DATA SUPPLIED |
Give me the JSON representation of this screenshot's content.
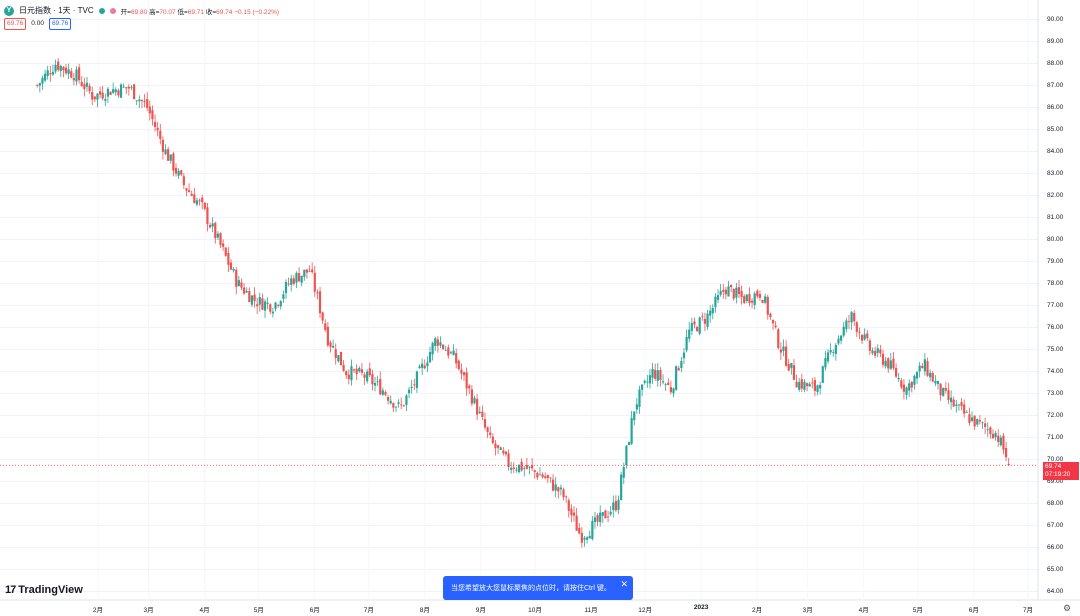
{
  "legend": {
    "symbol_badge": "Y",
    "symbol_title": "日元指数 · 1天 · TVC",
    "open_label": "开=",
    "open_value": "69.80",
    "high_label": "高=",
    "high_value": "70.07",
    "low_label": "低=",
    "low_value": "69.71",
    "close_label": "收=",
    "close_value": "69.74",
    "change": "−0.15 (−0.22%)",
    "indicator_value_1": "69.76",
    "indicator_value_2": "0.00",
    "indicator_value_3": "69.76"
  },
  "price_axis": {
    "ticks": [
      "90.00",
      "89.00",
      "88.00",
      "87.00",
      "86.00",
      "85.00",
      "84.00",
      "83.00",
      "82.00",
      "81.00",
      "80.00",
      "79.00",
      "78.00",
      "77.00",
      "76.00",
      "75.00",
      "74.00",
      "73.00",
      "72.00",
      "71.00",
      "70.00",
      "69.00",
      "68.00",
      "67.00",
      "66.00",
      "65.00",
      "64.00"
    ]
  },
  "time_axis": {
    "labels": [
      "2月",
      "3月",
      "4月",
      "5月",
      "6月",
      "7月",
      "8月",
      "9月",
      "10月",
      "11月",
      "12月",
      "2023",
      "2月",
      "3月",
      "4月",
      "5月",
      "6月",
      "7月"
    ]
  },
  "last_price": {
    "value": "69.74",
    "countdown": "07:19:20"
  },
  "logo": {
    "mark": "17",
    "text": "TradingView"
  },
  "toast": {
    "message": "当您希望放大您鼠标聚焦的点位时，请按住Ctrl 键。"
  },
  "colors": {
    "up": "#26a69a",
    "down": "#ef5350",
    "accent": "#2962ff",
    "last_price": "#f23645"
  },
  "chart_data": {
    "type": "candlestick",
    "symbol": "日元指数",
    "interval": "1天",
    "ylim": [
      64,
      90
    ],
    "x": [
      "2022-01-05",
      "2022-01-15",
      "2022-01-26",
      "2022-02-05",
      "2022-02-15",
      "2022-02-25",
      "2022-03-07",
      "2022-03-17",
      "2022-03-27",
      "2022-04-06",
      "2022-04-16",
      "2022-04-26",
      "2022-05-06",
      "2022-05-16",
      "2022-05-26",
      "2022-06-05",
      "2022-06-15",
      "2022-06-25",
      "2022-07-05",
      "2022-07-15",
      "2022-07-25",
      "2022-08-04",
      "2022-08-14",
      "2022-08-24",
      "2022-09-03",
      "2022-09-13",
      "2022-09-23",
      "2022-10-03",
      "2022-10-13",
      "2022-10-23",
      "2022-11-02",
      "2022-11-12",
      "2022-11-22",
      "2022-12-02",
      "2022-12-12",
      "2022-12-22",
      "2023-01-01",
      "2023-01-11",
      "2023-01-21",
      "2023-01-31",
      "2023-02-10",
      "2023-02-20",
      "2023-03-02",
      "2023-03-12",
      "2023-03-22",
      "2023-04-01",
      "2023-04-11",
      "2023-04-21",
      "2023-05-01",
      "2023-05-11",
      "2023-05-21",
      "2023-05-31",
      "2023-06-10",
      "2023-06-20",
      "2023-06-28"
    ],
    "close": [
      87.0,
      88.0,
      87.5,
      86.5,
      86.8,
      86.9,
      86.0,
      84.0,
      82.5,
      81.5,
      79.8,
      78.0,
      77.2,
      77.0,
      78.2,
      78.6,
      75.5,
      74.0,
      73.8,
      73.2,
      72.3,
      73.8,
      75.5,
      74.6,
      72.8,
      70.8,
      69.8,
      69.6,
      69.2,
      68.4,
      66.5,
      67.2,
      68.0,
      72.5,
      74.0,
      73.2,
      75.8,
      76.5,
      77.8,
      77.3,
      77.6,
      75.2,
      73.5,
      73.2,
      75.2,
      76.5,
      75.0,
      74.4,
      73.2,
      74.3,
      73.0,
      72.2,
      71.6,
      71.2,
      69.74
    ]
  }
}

WRITTEN REQUEST | Write the lines above out again exactly, without any of their pictures.

TASK RESULT |
Give me the JSON representation of this screenshot's content.
{
  "legend": {
    "symbol_badge": "Y",
    "symbol_title": "日元指数 · 1天 · TVC",
    "open_label": "开=",
    "open_value": "69.80",
    "high_label": "高=",
    "high_value": "70.07",
    "low_label": "低=",
    "low_value": "69.71",
    "close_label": "收=",
    "close_value": "69.74",
    "change": "−0.15 (−0.22%)",
    "indicator_value_1": "69.76",
    "indicator_value_2": "0.00",
    "indicator_value_3": "69.76"
  },
  "price_axis": {
    "ticks": [
      "90.00",
      "89.00",
      "88.00",
      "87.00",
      "86.00",
      "85.00",
      "84.00",
      "83.00",
      "82.00",
      "81.00",
      "80.00",
      "79.00",
      "78.00",
      "77.00",
      "76.00",
      "75.00",
      "74.00",
      "73.00",
      "72.00",
      "71.00",
      "70.00",
      "69.00",
      "68.00",
      "67.00",
      "66.00",
      "65.00",
      "64.00"
    ]
  },
  "time_axis": {
    "labels": [
      "2月",
      "3月",
      "4月",
      "5月",
      "6月",
      "7月",
      "8月",
      "9月",
      "10月",
      "11月",
      "12月",
      "2023",
      "2月",
      "3月",
      "4月",
      "5月",
      "6月",
      "7月"
    ]
  },
  "last_price": {
    "value": "69.74",
    "countdown": "07:19:20"
  },
  "logo": {
    "mark": "17",
    "text": "TradingView"
  },
  "toast": {
    "message": "当您希望放大您鼠标聚焦的点位时，请按住Ctrl 键。"
  },
  "colors": {
    "up": "#26a69a",
    "down": "#ef5350",
    "accent": "#2962ff",
    "last_price": "#f23645"
  },
  "chart_data": {
    "type": "candlestick",
    "symbol": "日元指数",
    "interval": "1天",
    "ylim": [
      64,
      90
    ],
    "x": [
      "2022-01-05",
      "2022-01-15",
      "2022-01-26",
      "2022-02-05",
      "2022-02-15",
      "2022-02-25",
      "2022-03-07",
      "2022-03-17",
      "2022-03-27",
      "2022-04-06",
      "2022-04-16",
      "2022-04-26",
      "2022-05-06",
      "2022-05-16",
      "2022-05-26",
      "2022-06-05",
      "2022-06-15",
      "2022-06-25",
      "2022-07-05",
      "2022-07-15",
      "2022-07-25",
      "2022-08-04",
      "2022-08-14",
      "2022-08-24",
      "2022-09-03",
      "2022-09-13",
      "2022-09-23",
      "2022-10-03",
      "2022-10-13",
      "2022-10-23",
      "2022-11-02",
      "2022-11-12",
      "2022-11-22",
      "2022-12-02",
      "2022-12-12",
      "2022-12-22",
      "2023-01-01",
      "2023-01-11",
      "2023-01-21",
      "2023-01-31",
      "2023-02-10",
      "2023-02-20",
      "2023-03-02",
      "2023-03-12",
      "2023-03-22",
      "2023-04-01",
      "2023-04-11",
      "2023-04-21",
      "2023-05-01",
      "2023-05-11",
      "2023-05-21",
      "2023-05-31",
      "2023-06-10",
      "2023-06-20",
      "2023-06-28"
    ],
    "close": [
      87.0,
      88.0,
      87.5,
      86.5,
      86.8,
      86.9,
      86.0,
      84.0,
      82.5,
      81.5,
      79.8,
      78.0,
      77.2,
      77.0,
      78.2,
      78.6,
      75.5,
      74.0,
      73.8,
      73.2,
      72.3,
      73.8,
      75.5,
      74.6,
      72.8,
      70.8,
      69.8,
      69.6,
      69.2,
      68.4,
      66.5,
      67.2,
      68.0,
      72.5,
      74.0,
      73.2,
      75.8,
      76.5,
      77.8,
      77.3,
      77.6,
      75.2,
      73.5,
      73.2,
      75.2,
      76.5,
      75.0,
      74.4,
      73.2,
      74.3,
      73.0,
      72.2,
      71.6,
      71.2,
      69.74
    ]
  }
}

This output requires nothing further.